Rows from a dataset:
** start **

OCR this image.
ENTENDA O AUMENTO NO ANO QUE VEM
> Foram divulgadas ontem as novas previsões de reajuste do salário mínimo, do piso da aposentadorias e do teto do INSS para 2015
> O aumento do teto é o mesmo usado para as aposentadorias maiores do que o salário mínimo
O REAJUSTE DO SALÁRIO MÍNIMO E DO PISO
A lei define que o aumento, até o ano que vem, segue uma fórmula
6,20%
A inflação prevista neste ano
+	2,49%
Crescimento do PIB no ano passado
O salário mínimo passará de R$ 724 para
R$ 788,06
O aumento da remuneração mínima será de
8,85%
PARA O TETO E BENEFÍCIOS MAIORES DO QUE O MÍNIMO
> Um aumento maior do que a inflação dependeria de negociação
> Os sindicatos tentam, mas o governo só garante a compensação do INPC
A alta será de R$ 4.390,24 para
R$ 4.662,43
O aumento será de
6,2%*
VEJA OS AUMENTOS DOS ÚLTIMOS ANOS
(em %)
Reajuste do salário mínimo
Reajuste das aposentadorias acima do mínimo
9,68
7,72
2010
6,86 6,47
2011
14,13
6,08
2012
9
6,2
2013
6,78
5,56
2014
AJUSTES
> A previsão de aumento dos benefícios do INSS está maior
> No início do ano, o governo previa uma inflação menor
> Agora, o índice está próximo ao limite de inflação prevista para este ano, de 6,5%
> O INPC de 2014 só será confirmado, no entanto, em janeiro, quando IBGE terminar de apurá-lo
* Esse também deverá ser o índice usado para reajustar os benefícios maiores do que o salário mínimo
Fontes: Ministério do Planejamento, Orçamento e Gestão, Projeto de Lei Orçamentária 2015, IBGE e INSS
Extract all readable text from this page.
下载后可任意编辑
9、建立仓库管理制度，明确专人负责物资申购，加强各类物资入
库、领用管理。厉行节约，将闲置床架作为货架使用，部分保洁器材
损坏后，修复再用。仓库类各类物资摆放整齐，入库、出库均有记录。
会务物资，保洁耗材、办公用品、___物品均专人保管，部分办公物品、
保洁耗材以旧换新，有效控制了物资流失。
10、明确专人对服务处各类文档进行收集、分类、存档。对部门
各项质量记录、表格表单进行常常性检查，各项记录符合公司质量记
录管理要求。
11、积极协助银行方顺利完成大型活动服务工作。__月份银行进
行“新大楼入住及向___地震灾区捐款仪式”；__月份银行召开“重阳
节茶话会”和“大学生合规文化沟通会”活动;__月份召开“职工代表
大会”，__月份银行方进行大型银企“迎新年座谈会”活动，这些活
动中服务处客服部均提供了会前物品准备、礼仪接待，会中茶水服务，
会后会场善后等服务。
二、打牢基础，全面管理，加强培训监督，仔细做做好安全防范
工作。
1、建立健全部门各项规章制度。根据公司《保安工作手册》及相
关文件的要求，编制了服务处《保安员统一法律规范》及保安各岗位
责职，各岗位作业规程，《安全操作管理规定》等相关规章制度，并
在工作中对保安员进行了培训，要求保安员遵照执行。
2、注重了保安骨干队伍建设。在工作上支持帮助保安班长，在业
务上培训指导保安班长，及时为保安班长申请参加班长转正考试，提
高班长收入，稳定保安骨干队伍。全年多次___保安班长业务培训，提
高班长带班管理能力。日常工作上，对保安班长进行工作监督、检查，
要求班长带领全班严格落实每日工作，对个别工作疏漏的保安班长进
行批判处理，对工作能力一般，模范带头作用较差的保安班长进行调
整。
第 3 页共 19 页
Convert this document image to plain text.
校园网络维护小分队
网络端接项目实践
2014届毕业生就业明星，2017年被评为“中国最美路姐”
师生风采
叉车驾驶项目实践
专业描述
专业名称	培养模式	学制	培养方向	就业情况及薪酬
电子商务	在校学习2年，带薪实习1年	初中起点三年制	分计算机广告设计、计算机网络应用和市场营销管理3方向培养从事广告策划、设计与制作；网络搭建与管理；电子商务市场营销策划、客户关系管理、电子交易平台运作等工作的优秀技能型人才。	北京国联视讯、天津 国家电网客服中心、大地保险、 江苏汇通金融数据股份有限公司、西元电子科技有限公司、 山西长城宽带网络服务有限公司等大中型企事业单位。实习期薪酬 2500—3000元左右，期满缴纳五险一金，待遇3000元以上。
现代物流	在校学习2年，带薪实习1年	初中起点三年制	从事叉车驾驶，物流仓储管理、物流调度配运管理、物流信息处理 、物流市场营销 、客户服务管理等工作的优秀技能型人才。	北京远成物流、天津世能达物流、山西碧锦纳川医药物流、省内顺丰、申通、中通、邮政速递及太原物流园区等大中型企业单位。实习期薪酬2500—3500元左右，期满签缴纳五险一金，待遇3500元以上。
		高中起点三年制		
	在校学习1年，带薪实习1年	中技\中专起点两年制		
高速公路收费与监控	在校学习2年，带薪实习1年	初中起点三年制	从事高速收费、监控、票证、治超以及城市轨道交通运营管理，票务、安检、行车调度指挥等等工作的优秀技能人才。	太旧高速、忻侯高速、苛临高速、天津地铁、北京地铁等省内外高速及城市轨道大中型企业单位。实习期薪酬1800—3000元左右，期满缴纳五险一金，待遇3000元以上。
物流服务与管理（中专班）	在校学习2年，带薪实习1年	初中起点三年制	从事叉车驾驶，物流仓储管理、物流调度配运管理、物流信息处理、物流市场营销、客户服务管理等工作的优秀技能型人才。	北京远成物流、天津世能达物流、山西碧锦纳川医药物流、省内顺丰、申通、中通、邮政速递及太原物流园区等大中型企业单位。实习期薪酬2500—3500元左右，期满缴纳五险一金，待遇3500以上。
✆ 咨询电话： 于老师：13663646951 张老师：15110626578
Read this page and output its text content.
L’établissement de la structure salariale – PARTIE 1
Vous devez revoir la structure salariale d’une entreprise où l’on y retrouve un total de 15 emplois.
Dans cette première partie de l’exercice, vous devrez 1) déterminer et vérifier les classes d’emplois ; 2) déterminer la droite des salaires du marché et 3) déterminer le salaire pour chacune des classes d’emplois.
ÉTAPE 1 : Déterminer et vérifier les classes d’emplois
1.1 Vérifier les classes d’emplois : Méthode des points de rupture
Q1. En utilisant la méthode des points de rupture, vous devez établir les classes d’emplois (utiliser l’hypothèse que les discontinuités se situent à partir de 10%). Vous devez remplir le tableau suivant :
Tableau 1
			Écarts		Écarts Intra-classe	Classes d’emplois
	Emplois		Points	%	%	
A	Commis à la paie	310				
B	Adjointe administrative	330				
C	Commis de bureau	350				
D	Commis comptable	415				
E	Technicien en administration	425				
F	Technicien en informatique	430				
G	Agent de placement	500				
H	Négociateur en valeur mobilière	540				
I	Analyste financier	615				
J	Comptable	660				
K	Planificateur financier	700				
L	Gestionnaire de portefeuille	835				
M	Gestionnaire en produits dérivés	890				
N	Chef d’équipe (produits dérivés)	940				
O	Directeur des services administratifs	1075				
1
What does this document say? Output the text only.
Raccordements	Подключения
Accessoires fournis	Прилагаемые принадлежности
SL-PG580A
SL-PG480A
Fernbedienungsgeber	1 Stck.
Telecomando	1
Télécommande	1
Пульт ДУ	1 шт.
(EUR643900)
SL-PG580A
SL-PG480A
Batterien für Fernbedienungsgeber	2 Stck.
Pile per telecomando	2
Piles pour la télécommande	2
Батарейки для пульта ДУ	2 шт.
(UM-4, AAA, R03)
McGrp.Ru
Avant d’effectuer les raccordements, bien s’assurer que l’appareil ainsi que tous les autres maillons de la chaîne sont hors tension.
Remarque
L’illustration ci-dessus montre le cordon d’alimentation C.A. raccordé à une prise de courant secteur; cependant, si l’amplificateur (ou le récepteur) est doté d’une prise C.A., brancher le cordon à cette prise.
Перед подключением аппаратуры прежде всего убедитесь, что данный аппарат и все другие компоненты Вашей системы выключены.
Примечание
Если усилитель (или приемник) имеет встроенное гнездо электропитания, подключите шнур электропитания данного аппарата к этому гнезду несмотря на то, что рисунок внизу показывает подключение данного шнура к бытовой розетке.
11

** end **

Directive:
Where a line contains "cette", copy that line.

Result:
Dans cette première partie de l’exercice, vous devrez 1) déterminer et vérifier les classes d’emplois ; 2) déterminer la droite des salaires du marché et 3) déterminer le salaire pour chacune des classes d’emplois.
L’illustration ci-dessus montre le cordon d’alimentation C.A. raccordé à une prise de courant secteur; cependant, si l’amplificateur (ou le récepteur) est doté d’une prise C.A., brancher le cordon à cette prise.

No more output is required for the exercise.